● **Exercise**:
Every line below should be copied exactly; drop the pictures.

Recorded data
********************
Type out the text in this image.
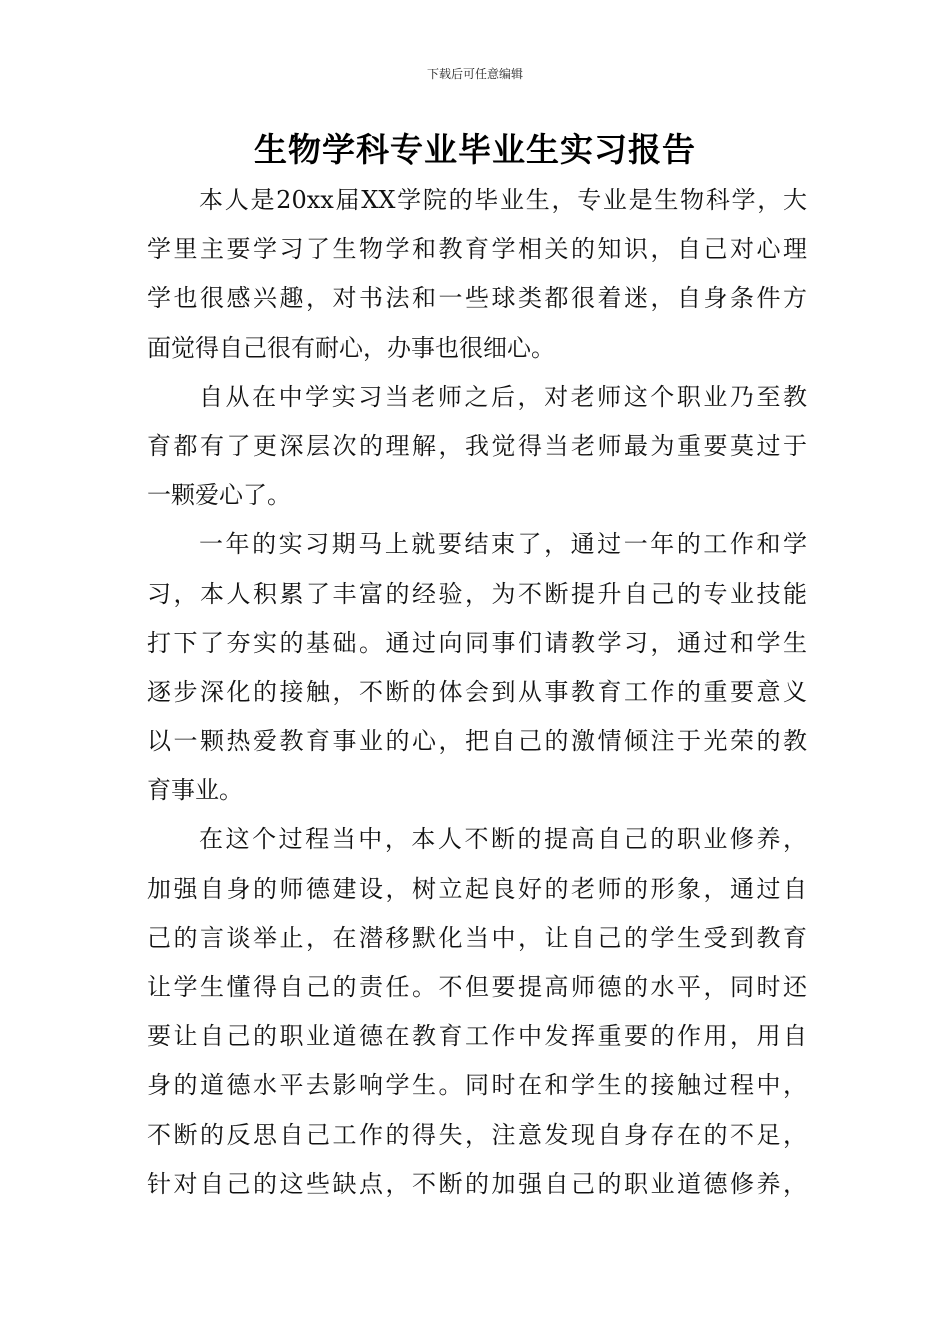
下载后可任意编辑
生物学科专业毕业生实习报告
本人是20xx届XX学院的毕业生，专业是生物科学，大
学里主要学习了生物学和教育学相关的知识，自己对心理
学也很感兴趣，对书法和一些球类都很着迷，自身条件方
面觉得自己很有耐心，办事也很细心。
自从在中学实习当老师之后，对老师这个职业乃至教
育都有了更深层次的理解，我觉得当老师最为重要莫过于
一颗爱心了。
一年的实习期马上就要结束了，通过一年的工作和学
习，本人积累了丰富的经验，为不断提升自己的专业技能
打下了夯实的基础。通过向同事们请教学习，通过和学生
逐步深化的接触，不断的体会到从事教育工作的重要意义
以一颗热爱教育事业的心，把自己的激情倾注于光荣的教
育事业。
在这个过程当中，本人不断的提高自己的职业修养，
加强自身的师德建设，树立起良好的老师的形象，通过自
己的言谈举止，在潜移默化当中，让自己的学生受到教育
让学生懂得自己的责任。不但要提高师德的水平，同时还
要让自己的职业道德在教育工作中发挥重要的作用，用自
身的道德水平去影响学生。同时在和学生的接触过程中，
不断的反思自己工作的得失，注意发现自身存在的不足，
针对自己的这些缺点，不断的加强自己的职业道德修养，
********************
● **Finished exercise**:
Type out the text in this image.
下载后可任意编辑
生物学科专业毕业生实习报告
本人是20xx届XX学院的毕业生，专业是生物科学，大
学里主要学习了生物学和教育学相关的知识，自己对心理
学也很感兴趣，对书法和一些球类都很着迷，自身条件方
面觉得自己很有耐心，办事也很细心。
自从在中学实习当老师之后，对老师这个职业乃至教
育都有了更深层次的理解，我觉得当老师最为重要莫过于
一颗爱心了。
一年的实习期马上就要结束了，通过一年的工作和学
习，本人积累了丰富的经验，为不断提升自己的专业技能
打下了夯实的基础。通过向同事们请教学习，通过和学生
逐步深化的接触，不断的体会到从事教育工作的重要意义
以一颗热爱教育事业的心，把自己的激情倾注于光荣的教
育事业。
在这个过程当中，本人不断的提高自己的职业修养，
加强自身的师德建设，树立起良好的老师的形象，通过自
己的言谈举止，在潜移默化当中，让自己的学生受到教育
让学生懂得自己的责任。不但要提高师德的水平，同时还
要让自己的职业道德在教育工作中发挥重要的作用，用自
身的道德水平去影响学生。同时在和学生的接触过程中，
不断的反思自己工作的得失，注意发现自身存在的不足，
针对自己的这些缺点，不断的加强自己的职业道德修养，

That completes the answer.